## Begin Material for this task
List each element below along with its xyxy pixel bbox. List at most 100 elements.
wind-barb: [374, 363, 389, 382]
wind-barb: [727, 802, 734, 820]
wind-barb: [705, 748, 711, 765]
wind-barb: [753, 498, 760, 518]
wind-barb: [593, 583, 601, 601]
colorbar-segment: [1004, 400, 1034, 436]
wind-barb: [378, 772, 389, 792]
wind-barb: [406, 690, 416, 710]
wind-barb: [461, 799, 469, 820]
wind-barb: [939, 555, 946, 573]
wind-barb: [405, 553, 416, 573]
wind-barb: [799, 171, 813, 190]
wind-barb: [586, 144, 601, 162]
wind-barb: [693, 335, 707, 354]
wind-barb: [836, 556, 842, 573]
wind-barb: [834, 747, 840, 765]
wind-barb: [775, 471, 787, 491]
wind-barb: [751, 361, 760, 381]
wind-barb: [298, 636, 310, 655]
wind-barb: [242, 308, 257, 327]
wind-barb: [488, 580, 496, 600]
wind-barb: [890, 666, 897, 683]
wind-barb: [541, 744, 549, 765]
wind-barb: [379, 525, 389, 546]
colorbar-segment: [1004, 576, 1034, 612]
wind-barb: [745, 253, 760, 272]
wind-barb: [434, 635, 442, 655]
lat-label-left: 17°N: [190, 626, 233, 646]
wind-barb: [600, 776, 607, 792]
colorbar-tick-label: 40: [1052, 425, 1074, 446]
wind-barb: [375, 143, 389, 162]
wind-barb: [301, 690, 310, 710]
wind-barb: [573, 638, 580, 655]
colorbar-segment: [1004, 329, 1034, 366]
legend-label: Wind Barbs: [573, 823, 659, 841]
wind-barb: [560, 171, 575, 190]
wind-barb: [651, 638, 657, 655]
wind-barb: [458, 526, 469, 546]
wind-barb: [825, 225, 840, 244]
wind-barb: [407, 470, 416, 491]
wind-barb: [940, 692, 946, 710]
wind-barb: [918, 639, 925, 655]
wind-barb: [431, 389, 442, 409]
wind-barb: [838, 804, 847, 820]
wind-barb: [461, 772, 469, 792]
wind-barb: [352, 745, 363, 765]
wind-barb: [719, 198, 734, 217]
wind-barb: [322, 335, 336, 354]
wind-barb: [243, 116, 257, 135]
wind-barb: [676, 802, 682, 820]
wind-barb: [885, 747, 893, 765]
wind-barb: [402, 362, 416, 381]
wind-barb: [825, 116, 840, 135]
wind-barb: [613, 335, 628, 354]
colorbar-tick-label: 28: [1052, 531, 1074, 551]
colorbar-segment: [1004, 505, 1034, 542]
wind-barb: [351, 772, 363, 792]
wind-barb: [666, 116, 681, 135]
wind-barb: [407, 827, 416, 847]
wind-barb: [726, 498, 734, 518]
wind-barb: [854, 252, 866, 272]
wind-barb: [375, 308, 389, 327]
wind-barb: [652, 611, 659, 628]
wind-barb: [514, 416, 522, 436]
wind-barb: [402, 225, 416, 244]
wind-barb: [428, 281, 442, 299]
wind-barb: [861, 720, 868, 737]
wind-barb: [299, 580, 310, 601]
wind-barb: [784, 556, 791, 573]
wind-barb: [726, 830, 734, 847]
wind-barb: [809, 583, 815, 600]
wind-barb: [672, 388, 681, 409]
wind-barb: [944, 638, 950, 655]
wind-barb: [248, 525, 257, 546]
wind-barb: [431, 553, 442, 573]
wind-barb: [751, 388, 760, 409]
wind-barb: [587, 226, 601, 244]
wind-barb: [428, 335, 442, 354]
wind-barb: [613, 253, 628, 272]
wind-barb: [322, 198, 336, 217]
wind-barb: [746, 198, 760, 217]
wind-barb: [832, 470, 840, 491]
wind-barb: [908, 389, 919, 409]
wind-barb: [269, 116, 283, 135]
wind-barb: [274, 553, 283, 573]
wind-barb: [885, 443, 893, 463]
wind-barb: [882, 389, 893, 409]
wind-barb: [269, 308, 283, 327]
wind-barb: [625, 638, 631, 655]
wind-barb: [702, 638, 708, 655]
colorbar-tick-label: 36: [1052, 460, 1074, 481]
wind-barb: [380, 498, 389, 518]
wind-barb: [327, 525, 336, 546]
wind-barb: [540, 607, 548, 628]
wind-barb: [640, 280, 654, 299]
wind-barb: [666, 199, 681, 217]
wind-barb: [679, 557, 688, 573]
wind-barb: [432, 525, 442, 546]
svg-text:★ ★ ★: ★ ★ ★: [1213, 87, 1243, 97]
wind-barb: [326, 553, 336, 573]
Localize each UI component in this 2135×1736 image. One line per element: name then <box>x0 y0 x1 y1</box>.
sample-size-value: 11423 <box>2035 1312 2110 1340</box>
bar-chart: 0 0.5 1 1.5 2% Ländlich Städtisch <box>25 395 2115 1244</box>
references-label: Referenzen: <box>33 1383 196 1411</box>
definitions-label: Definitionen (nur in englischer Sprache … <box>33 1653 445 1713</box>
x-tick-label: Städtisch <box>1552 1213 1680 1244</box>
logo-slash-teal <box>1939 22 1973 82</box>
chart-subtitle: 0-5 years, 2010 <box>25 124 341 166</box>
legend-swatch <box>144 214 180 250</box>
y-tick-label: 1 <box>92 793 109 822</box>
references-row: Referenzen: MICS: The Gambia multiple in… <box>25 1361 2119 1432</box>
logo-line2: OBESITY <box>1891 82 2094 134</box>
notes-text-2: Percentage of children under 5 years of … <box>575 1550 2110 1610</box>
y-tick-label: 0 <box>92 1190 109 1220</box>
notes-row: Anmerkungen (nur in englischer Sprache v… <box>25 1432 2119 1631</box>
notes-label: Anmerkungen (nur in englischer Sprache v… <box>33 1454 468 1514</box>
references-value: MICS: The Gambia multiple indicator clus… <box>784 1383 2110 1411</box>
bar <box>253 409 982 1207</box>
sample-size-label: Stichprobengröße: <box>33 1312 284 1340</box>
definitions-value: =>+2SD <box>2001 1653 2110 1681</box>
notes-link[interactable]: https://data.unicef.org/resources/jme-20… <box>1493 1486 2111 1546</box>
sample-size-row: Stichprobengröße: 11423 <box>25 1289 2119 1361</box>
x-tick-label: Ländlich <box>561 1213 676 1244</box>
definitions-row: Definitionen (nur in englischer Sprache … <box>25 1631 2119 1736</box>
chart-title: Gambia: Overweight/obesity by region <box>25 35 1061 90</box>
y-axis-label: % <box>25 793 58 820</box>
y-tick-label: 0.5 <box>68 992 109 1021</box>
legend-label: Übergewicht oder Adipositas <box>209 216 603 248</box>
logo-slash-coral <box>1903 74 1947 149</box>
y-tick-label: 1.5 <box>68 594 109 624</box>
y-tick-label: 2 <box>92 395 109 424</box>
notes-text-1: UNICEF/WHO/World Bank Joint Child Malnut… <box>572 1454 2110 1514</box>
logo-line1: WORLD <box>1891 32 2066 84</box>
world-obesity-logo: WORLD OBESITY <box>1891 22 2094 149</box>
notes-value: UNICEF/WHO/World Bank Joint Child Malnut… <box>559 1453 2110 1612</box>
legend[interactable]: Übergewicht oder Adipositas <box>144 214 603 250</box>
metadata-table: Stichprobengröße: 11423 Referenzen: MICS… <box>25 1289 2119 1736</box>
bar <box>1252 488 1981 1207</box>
## End Material for this task
(Given exercise) Reproduce every item above line for line, keeping each character and the original order.

(Completed exercise)
List each element below along with its xyxy pixel bbox. List at most 100 elements.
wind-barb: [374, 363, 389, 382]
wind-barb: [727, 802, 734, 820]
wind-barb: [705, 748, 711, 765]
wind-barb: [753, 498, 760, 518]
wind-barb: [593, 583, 601, 601]
colorbar-segment: [1004, 400, 1034, 436]
wind-barb: [378, 772, 389, 792]
wind-barb: [406, 690, 416, 710]
wind-barb: [461, 799, 469, 820]
wind-barb: [939, 555, 946, 573]
wind-barb: [405, 553, 416, 573]
wind-barb: [799, 171, 813, 190]
wind-barb: [586, 144, 601, 162]
wind-barb: [693, 335, 707, 354]
wind-barb: [836, 556, 842, 573]
wind-barb: [834, 747, 840, 765]
wind-barb: [775, 471, 787, 491]
wind-barb: [751, 361, 760, 381]
wind-barb: [298, 636, 310, 655]
wind-barb: [242, 308, 257, 327]
wind-barb: [488, 580, 496, 600]
wind-barb: [890, 666, 897, 683]
wind-barb: [541, 744, 549, 765]
wind-barb: [379, 525, 389, 546]
colorbar-segment: [1004, 576, 1034, 612]
wind-barb: [745, 253, 760, 272]
wind-barb: [434, 635, 442, 655]
lat-label-left: 17°N: [190, 626, 233, 646]
wind-barb: [600, 776, 607, 792]
colorbar-tick-label: 40: [1052, 425, 1074, 446]
wind-barb: [375, 143, 389, 162]
wind-barb: [301, 690, 310, 710]
wind-barb: [573, 638, 580, 655]
colorbar-segment: [1004, 329, 1034, 366]
legend-label: Wind Barbs: [573, 823, 659, 841]
wind-barb: [560, 171, 575, 190]
wind-barb: [651, 638, 657, 655]
wind-barb: [458, 526, 469, 546]
wind-barb: [825, 225, 840, 244]
wind-barb: [407, 470, 416, 491]
wind-barb: [940, 692, 946, 710]
wind-barb: [918, 639, 925, 655]
wind-barb: [431, 389, 442, 409]
wind-barb: [838, 804, 847, 820]
wind-barb: [461, 772, 469, 792]
wind-barb: [352, 745, 363, 765]
wind-barb: [719, 198, 734, 217]
wind-barb: [322, 335, 336, 354]
wind-barb: [243, 116, 257, 135]
wind-barb: [676, 802, 682, 820]
wind-barb: [885, 747, 893, 765]
wind-barb: [402, 362, 416, 381]
wind-barb: [825, 116, 840, 135]
wind-barb: [613, 335, 628, 354]
colorbar-tick-label: 28: [1052, 531, 1074, 551]
colorbar-segment: [1004, 505, 1034, 542]
wind-barb: [351, 772, 363, 792]
wind-barb: [666, 116, 681, 135]
wind-barb: [407, 827, 416, 847]
wind-barb: [726, 498, 734, 518]
wind-barb: [854, 252, 866, 272]
wind-barb: [375, 308, 389, 327]
wind-barb: [652, 611, 659, 628]
wind-barb: [514, 416, 522, 436]
wind-barb: [402, 225, 416, 244]
wind-barb: [428, 281, 442, 299]
wind-barb: [861, 720, 868, 737]
wind-barb: [299, 580, 310, 601]
wind-barb: [784, 556, 791, 573]
wind-barb: [726, 830, 734, 847]
wind-barb: [809, 583, 815, 600]
wind-barb: [672, 388, 681, 409]
wind-barb: [944, 638, 950, 655]
wind-barb: [248, 525, 257, 546]
wind-barb: [431, 553, 442, 573]
wind-barb: [751, 388, 760, 409]
wind-barb: [587, 226, 601, 244]
wind-barb: [428, 335, 442, 354]
wind-barb: [613, 253, 628, 272]
wind-barb: [322, 198, 336, 217]
wind-barb: [746, 198, 760, 217]
wind-barb: [832, 470, 840, 491]
wind-barb: [908, 389, 919, 409]
wind-barb: [269, 116, 283, 135]
wind-barb: [274, 553, 283, 573]
wind-barb: [885, 443, 893, 463]
wind-barb: [882, 389, 893, 409]
wind-barb: [269, 308, 283, 327]
wind-barb: [625, 638, 631, 655]
wind-barb: [702, 638, 708, 655]
colorbar-tick-label: 36: [1052, 460, 1074, 481]
wind-barb: [380, 498, 389, 518]
wind-barb: [327, 525, 336, 546]
wind-barb: [540, 607, 548, 628]
wind-barb: [640, 280, 654, 299]
wind-barb: [666, 199, 681, 217]
wind-barb: [679, 557, 688, 573]
wind-barb: [432, 525, 442, 546]
svg-text:★ ★ ★: ★ ★ ★: [1213, 87, 1243, 97]
wind-barb: [326, 553, 336, 573]
Localize each UI component in this 2135×1736 image. One line per element: name then <box>x0 y0 x1 y1</box>.
sample-size-value: 11423 <box>2035 1312 2110 1340</box>
bar-chart: 0 0.5 1 1.5 2% Ländlich Städtisch <box>25 395 2115 1244</box>
references-label: Referenzen: <box>33 1383 196 1411</box>
definitions-label: Definitionen (nur in englischer Sprache … <box>33 1653 445 1713</box>
x-tick-label: Städtisch <box>1552 1213 1680 1244</box>
logo-slash-teal <box>1939 22 1973 82</box>
chart-subtitle: 0-5 years, 2010 <box>25 124 341 166</box>
legend-swatch <box>144 214 180 250</box>
y-tick-label: 1 <box>92 793 109 822</box>
references-row: Referenzen: MICS: The Gambia multiple in… <box>25 1361 2119 1432</box>
logo-line2: OBESITY <box>1891 82 2094 134</box>
notes-text-2: Percentage of children under 5 years of … <box>575 1550 2110 1610</box>
y-tick-label: 0 <box>92 1190 109 1220</box>
notes-row: Anmerkungen (nur in englischer Sprache v… <box>25 1432 2119 1631</box>
notes-label: Anmerkungen (nur in englischer Sprache v… <box>33 1454 468 1514</box>
references-value: MICS: The Gambia multiple indicator clus… <box>784 1383 2110 1411</box>
bar <box>253 409 982 1207</box>
sample-size-label: Stichprobengröße: <box>33 1312 284 1340</box>
definitions-value: =>+2SD <box>2001 1653 2110 1681</box>
notes-link[interactable]: https://data.unicef.org/resources/jme-20… <box>1493 1486 2111 1546</box>
sample-size-row: Stichprobengröße: 11423 <box>25 1289 2119 1361</box>
x-tick-label: Ländlich <box>561 1213 676 1244</box>
definitions-row: Definitionen (nur in englischer Sprache … <box>25 1631 2119 1736</box>
chart-title: Gambia: Overweight/obesity by region <box>25 35 1061 90</box>
y-axis-label: % <box>25 793 58 820</box>
y-tick-label: 0.5 <box>68 992 109 1021</box>
legend-label: Übergewicht oder Adipositas <box>209 216 603 248</box>
logo-slash-coral <box>1903 74 1947 149</box>
y-tick-label: 1.5 <box>68 594 109 624</box>
y-tick-label: 2 <box>92 395 109 424</box>
notes-text-1: UNICEF/WHO/World Bank Joint Child Malnut… <box>572 1454 2110 1514</box>
logo-line1: WORLD <box>1891 32 2066 84</box>
world-obesity-logo: WORLD OBESITY <box>1891 22 2094 149</box>
notes-value: UNICEF/WHO/World Bank Joint Child Malnut… <box>559 1453 2110 1612</box>
legend[interactable]: Übergewicht oder Adipositas <box>144 214 603 250</box>
metadata-table: Stichprobengröße: 11423 Referenzen: MICS… <box>25 1289 2119 1736</box>
bar <box>1252 488 1981 1207</box>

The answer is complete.